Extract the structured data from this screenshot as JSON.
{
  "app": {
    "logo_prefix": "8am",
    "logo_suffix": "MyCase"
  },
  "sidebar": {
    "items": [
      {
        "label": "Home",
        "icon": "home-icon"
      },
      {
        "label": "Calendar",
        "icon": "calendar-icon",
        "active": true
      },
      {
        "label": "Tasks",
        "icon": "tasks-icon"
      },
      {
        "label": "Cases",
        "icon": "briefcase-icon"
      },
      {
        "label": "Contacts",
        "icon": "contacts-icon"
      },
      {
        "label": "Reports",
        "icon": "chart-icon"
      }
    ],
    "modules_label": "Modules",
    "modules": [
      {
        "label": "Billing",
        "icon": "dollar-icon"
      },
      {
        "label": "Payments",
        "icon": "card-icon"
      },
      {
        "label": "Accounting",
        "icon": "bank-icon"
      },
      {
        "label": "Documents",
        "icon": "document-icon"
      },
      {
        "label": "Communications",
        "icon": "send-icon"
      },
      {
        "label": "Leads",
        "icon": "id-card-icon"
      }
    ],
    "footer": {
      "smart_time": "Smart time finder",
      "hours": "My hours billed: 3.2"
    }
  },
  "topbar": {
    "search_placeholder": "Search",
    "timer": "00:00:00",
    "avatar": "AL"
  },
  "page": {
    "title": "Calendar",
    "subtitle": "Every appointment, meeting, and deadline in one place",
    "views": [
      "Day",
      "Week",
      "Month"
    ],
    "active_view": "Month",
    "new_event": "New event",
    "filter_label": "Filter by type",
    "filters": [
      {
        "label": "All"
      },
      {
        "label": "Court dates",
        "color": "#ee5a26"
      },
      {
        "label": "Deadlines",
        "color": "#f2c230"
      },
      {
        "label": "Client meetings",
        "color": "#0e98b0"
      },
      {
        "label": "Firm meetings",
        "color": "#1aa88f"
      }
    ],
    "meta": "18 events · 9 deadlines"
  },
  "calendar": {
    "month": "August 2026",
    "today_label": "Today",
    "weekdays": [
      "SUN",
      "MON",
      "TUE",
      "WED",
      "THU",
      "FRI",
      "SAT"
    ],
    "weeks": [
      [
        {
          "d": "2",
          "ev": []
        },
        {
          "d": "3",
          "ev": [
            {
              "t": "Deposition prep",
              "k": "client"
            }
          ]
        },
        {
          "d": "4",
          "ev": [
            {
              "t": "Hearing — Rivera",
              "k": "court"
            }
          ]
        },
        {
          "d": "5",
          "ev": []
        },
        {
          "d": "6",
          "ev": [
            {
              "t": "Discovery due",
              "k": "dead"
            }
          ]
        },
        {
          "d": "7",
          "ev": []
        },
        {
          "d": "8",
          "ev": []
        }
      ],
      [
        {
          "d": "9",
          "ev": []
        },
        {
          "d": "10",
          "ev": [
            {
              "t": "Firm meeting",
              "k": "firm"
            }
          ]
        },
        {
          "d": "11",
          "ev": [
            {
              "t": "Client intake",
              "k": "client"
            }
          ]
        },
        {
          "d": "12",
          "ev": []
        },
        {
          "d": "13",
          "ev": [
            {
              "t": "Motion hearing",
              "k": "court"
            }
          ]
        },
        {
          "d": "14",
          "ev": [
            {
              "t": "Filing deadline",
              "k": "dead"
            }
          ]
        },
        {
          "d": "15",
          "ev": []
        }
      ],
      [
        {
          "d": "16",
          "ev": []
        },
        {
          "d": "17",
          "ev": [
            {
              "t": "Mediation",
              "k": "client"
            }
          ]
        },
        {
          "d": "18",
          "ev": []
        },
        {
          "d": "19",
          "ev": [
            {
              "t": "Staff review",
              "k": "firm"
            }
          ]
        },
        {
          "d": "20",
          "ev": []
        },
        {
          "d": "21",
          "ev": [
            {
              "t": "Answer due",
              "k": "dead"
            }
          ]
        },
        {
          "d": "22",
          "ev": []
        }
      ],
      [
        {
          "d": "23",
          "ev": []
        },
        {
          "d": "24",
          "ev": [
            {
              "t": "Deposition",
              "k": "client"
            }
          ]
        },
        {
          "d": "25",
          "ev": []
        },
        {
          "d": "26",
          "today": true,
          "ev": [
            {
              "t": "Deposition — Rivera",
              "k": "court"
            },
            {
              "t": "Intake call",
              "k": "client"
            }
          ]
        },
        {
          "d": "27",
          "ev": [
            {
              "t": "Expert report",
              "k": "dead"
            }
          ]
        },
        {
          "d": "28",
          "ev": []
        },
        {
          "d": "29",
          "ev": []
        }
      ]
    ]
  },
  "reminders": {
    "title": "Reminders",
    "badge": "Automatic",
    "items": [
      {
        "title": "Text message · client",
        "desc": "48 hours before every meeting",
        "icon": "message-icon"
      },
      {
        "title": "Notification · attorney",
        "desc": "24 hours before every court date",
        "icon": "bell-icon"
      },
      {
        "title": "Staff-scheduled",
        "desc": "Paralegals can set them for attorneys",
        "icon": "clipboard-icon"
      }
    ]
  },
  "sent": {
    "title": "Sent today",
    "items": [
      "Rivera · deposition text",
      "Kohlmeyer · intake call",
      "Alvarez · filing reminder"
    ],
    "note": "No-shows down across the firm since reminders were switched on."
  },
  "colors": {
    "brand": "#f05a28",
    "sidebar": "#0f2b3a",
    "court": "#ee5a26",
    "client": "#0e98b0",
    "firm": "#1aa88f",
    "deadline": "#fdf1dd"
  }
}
=-=-=
- Directive: The lines above should be duplicated exactly.

- Full output:
Extract the structured data from this screenshot as JSON.
{
  "app": {
    "logo_prefix": "8am",
    "logo_suffix": "MyCase"
  },
  "sidebar": {
    "items": [
      {
        "label": "Home",
        "icon": "home-icon"
      },
      {
        "label": "Calendar",
        "icon": "calendar-icon",
        "active": true
      },
      {
        "label": "Tasks",
        "icon": "tasks-icon"
      },
      {
        "label": "Cases",
        "icon": "briefcase-icon"
      },
      {
        "label": "Contacts",
        "icon": "contacts-icon"
      },
      {
        "label": "Reports",
        "icon": "chart-icon"
      }
    ],
    "modules_label": "Modules",
    "modules": [
      {
        "label": "Billing",
        "icon": "dollar-icon"
      },
      {
        "label": "Payments",
        "icon": "card-icon"
      },
      {
        "label": "Accounting",
        "icon": "bank-icon"
      },
      {
        "label": "Documents",
        "icon": "document-icon"
      },
      {
        "label": "Communications",
        "icon": "send-icon"
      },
      {
        "label": "Leads",
        "icon": "id-card-icon"
      }
    ],
    "footer": {
      "smart_time": "Smart time finder",
      "hours": "My hours billed: 3.2"
    }
  },
  "topbar": {
    "search_placeholder": "Search",
    "timer": "00:00:00",
    "avatar": "AL"
  },
  "page": {
    "title": "Calendar",
    "subtitle": "Every appointment, meeting, and deadline in one place",
    "views": [
      "Day",
      "Week",
      "Month"
    ],
    "active_view": "Month",
    "new_event": "New event",
    "filter_label": "Filter by type",
    "filters": [
      {
        "label": "All"
      },
      {
        "label": "Court dates",
        "color": "#ee5a26"
      },
      {
        "label": "Deadlines",
        "color": "#f2c230"
      },
      {
        "label": "Client meetings",
        "color": "#0e98b0"
      },
      {
        "label": "Firm meetings",
        "color": "#1aa88f"
      }
    ],
    "meta": "18 events · 9 deadlines"
  },
  "calendar": {
    "month": "August 2026",
    "today_label": "Today",
    "weekdays": [
      "SUN",
      "MON",
      "TUE",
      "WED",
      "THU",
      "FRI",
      "SAT"
    ],
    "weeks": [
      [
        {
          "d": "2",
          "ev": []
        },
        {
          "d": "3",
          "ev": [
            {
              "t": "Deposition prep",
              "k": "client"
            }
          ]
        },
        {
          "d": "4",
          "ev": [
            {
              "t": "Hearing — Rivera",
              "k": "court"
            }
          ]
        },
        {
          "d": "5",
          "ev": []
        },
        {
          "d": "6",
          "ev": [
            {
              "t": "Discovery due",
              "k": "dead"
            }
          ]
        },
        {
          "d": "7",
          "ev": []
        },
        {
          "d": "8",
          "ev": []
        }
      ],
      [
        {
          "d": "9",
          "ev": []
        },
        {
          "d": "10",
          "ev": [
            {
              "t": "Firm meeting",
              "k": "firm"
            }
          ]
        },
        {
          "d": "11",
          "ev": [
            {
              "t": "Client intake",
              "k": "client"
            }
          ]
        },
        {
          "d": "12",
          "ev": []
        },
        {
          "d": "13",
          "ev": [
            {
              "t": "Motion hearing",
              "k": "court"
            }
          ]
        },
        {
          "d": "14",
          "ev": [
            {
              "t": "Filing deadline",
              "k": "dead"
            }
          ]
        },
        {
          "d": "15",
          "ev": []
        }
      ],
      [
        {
          "d": "16",
          "ev": []
        },
        {
          "d": "17",
          "ev": [
            {
              "t": "Mediation",
              "k": "client"
            }
          ]
        },
        {
          "d": "18",
          "ev": []
        },
        {
          "d": "19",
          "ev": [
            {
              "t": "Staff review",
              "k": "firm"
            }
          ]
        },
        {
          "d": "20",
          "ev": []
        },
        {
          "d": "21",
          "ev": [
            {
              "t": "Answer due",
              "k": "dead"
            }
          ]
        },
        {
          "d": "22",
          "ev": []
        }
      ],
      [
        {
          "d": "23",
          "ev": []
        },
        {
          "d": "24",
          "ev": [
            {
              "t": "Deposition",
              "k": "client"
            }
          ]
        },
        {
          "d": "25",
          "ev": []
        },
        {
          "d": "26",
          "today": true,
          "ev": [
            {
              "t": "Deposition — Rivera",
              "k": "court"
            },
            {
              "t": "Intake call",
              "k": "client"
            }
          ]
        },
        {
          "d": "27",
          "ev": [
            {
              "t": "Expert report",
              "k": "dead"
            }
          ]
        },
        {
          "d": "28",
          "ev": []
        },
        {
          "d": "29",
          "ev": []
        }
      ]
    ]
  },
  "reminders": {
    "title": "Reminders",
    "badge": "Automatic",
    "items": [
      {
        "title": "Text message · client",
        "desc": "48 hours before every meeting",
        "icon": "message-icon"
      },
      {
        "title": "Notification · attorney",
        "desc": "24 hours before every court date",
        "icon": "bell-icon"
      },
      {
        "title": "Staff-scheduled",
        "desc": "Paralegals can set them for attorneys",
        "icon": "clipboard-icon"
      }
    ]
  },
  "sent": {
    "title": "Sent today",
    "items": [
      "Rivera · deposition text",
      "Kohlmeyer · intake call",
      "Alvarez · filing reminder"
    ],
    "note": "No-shows down across the firm since reminders were switched on."
  },
  "colors": {
    "brand": "#f05a28",
    "sidebar": "#0f2b3a",
    "court": "#ee5a26",
    "client": "#0e98b0",
    "firm": "#1aa88f",
    "deadline": "#fdf1dd"
  }
}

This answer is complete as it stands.